** Start of Data provided **
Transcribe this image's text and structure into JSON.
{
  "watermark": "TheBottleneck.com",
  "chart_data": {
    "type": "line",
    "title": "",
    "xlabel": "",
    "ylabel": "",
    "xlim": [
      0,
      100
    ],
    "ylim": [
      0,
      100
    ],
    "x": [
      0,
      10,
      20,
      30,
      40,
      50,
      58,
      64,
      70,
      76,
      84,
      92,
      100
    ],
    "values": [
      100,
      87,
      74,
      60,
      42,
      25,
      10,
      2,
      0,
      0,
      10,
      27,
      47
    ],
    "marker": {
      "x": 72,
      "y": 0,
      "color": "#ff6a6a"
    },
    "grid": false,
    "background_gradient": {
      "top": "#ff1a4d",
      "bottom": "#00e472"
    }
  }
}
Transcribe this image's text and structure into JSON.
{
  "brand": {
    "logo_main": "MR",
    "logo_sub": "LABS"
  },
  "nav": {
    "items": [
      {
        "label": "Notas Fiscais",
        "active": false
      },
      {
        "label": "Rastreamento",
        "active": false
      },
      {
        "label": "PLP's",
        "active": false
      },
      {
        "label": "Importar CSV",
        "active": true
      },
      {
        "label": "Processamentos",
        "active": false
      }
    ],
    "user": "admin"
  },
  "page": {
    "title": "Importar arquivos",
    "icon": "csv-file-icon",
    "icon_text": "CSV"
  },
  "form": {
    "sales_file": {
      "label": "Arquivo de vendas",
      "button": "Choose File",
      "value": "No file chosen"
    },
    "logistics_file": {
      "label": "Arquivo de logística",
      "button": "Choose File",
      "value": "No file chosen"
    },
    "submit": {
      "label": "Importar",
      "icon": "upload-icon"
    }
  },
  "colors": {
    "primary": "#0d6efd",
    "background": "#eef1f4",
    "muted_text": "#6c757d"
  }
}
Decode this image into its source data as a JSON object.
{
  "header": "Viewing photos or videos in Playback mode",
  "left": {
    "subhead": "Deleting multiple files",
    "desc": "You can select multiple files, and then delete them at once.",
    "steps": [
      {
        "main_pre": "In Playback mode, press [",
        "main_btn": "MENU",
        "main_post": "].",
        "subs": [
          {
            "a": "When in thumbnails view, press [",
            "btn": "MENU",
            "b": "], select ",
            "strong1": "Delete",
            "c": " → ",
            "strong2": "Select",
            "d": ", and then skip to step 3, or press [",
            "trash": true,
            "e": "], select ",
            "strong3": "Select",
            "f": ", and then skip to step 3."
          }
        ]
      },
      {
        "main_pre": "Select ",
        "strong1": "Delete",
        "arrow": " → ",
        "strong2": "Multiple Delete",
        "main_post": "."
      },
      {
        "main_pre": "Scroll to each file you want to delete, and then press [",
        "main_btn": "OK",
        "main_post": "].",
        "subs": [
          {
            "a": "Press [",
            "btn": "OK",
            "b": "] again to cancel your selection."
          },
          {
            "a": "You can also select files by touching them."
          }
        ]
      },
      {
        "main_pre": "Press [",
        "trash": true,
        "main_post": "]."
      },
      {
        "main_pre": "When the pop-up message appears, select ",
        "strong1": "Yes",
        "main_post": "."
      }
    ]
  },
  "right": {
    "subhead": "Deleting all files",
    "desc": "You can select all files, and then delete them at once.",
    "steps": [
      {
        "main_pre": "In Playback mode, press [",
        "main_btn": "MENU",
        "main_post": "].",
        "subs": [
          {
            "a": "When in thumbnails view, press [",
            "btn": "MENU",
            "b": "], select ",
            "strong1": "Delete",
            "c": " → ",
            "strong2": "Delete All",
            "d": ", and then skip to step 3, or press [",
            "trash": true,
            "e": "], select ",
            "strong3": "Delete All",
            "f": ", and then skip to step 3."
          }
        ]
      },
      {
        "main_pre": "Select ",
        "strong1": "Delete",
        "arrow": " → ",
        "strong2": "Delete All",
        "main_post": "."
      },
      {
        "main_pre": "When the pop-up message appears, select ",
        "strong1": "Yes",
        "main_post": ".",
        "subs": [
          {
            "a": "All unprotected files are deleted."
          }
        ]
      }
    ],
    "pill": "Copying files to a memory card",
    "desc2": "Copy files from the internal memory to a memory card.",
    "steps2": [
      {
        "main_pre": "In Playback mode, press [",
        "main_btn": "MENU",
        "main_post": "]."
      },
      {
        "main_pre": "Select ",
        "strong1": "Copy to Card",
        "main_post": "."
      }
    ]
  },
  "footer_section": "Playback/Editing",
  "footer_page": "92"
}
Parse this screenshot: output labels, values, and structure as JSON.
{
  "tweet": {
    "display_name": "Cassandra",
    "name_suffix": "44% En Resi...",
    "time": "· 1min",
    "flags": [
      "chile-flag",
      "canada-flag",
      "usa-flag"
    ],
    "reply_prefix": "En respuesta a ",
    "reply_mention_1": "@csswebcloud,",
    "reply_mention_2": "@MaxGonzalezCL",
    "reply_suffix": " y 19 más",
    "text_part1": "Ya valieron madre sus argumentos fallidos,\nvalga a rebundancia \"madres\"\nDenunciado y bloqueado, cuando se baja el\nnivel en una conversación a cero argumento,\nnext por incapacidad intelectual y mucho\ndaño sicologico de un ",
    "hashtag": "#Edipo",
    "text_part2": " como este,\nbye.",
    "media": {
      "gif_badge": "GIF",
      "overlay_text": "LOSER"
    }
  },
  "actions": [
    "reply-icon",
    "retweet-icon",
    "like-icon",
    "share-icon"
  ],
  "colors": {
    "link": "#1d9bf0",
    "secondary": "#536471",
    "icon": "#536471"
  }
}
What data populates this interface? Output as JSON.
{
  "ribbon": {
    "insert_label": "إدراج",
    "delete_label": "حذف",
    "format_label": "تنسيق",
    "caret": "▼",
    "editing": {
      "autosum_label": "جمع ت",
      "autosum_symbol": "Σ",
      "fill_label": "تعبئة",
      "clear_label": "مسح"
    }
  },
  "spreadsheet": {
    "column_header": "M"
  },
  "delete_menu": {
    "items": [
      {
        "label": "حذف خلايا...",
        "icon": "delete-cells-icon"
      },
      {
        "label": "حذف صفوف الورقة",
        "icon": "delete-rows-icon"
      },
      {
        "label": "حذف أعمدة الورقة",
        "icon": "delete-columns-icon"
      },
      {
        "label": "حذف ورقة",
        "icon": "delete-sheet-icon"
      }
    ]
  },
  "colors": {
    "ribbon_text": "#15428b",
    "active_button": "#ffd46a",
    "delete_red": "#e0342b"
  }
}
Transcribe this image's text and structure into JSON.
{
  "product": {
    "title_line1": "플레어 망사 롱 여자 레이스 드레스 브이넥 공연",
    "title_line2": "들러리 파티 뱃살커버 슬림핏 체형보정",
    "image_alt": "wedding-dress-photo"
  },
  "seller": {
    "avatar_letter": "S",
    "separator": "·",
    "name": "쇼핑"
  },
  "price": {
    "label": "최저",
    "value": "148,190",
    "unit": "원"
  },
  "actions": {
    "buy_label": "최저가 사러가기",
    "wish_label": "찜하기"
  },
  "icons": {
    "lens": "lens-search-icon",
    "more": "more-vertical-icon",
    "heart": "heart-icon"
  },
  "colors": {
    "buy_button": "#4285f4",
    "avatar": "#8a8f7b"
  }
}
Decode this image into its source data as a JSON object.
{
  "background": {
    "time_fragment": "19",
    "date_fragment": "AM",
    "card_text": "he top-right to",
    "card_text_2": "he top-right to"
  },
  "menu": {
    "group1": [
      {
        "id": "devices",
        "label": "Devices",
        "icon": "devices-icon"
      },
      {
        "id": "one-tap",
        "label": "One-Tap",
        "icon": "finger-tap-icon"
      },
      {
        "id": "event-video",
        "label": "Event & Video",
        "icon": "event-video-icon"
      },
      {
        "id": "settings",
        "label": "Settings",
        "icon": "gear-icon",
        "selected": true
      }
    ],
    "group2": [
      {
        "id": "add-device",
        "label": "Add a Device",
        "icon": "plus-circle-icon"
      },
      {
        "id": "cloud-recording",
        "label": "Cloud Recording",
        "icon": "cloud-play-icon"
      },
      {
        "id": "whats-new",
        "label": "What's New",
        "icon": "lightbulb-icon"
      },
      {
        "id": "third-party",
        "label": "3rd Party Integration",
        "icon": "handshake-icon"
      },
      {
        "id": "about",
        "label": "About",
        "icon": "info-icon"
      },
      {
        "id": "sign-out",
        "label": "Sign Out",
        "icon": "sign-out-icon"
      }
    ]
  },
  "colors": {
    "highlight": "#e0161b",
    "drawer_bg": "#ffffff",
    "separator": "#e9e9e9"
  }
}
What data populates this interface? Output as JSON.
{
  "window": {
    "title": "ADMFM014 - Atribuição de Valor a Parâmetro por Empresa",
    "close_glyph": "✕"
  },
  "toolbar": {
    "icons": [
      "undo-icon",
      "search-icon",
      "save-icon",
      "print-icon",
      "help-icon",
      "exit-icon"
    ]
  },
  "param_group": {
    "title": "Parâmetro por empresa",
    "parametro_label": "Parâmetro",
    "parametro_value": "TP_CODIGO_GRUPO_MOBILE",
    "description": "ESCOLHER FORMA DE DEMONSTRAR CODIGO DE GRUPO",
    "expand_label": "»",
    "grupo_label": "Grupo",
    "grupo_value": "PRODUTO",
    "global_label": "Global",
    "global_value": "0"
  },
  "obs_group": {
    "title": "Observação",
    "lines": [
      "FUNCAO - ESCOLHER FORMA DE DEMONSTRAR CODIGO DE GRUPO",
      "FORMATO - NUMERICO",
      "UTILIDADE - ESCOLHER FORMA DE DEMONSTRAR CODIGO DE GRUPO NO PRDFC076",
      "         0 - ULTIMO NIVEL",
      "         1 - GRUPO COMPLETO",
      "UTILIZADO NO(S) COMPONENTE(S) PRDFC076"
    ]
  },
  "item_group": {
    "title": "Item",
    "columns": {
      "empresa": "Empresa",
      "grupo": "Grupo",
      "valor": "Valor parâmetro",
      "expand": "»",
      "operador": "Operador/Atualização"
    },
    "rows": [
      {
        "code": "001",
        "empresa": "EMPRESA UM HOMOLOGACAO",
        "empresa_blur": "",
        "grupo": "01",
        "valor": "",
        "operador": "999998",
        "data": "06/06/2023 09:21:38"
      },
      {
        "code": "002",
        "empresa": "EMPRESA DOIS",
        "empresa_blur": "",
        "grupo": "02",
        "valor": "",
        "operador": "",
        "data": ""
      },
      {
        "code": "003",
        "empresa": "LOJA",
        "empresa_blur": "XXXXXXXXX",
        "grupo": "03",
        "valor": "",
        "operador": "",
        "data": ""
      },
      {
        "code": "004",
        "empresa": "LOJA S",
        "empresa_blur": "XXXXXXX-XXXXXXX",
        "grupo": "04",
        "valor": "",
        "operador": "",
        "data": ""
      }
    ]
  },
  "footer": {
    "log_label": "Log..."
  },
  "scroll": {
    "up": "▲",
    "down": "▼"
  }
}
** End of Data provided **
§ Required task: Locate the string "الورقة" in the listing above and copy every line where it occurs.

§ In response:
        "label": "حذف صفوف الورقة",
        "label": "حذف أعمدة الورقة",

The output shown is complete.